Copy every line that mentions the word "attenuation".
** start of Supplied entries **
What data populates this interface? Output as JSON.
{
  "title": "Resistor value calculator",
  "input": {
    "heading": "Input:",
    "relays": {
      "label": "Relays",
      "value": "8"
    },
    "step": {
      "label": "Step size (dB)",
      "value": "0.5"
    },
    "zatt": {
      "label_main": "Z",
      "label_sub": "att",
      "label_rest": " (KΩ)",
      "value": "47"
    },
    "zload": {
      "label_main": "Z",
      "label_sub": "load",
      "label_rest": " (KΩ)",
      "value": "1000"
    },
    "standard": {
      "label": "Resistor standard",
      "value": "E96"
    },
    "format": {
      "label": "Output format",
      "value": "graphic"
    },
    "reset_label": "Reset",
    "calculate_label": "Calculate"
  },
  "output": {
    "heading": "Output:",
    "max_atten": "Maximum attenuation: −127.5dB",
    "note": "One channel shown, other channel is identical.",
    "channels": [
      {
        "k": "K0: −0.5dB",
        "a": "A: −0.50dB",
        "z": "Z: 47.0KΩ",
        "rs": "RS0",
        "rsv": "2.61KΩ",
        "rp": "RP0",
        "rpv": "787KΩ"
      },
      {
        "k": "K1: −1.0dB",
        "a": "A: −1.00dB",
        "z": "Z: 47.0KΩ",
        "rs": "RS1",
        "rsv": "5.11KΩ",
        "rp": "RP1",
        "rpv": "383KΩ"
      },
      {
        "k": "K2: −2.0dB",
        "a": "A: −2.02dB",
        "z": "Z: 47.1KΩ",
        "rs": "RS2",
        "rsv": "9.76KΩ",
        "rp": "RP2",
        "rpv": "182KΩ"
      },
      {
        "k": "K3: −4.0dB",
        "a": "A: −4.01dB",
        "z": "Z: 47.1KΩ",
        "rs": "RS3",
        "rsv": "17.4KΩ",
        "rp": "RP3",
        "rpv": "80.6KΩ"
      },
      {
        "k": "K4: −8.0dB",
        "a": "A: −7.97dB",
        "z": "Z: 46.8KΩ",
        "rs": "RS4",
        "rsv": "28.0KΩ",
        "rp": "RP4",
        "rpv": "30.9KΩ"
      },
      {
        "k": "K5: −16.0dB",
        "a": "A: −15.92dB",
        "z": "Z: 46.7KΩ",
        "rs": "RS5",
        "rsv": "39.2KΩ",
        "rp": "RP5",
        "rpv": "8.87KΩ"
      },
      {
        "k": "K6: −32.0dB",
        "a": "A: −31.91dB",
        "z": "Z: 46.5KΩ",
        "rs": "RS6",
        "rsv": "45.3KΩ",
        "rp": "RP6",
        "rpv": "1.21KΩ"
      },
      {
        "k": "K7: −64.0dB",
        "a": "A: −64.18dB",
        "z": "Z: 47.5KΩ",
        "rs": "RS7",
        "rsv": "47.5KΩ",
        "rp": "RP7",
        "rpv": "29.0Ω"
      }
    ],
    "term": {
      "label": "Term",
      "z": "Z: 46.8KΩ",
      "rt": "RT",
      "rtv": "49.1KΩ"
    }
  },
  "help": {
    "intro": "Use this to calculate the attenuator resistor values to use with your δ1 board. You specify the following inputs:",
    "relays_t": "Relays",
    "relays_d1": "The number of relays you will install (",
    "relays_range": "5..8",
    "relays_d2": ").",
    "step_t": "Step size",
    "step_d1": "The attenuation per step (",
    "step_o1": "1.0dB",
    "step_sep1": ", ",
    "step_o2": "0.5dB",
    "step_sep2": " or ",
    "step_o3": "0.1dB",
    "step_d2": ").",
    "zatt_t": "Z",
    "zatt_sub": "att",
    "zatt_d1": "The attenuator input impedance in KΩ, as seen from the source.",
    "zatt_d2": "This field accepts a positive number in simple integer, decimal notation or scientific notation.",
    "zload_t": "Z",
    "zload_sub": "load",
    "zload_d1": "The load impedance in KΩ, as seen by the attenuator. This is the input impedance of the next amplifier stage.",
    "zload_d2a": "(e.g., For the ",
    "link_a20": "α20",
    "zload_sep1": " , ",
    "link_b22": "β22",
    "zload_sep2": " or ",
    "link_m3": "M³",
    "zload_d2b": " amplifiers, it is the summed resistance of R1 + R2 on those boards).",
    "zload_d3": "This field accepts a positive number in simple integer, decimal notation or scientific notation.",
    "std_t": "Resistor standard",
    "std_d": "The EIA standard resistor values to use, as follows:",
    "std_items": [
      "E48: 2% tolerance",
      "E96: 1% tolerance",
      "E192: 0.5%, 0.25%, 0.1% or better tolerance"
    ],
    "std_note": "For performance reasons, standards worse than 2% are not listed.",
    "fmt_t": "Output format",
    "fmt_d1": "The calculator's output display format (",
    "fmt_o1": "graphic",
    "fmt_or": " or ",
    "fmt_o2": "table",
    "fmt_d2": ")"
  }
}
** end of Supplied entries **
* **Response to the exercise**
    "max_atten": "Maximum attenuation: −127.5dB",
    "step_d1": "The attenuation per step (",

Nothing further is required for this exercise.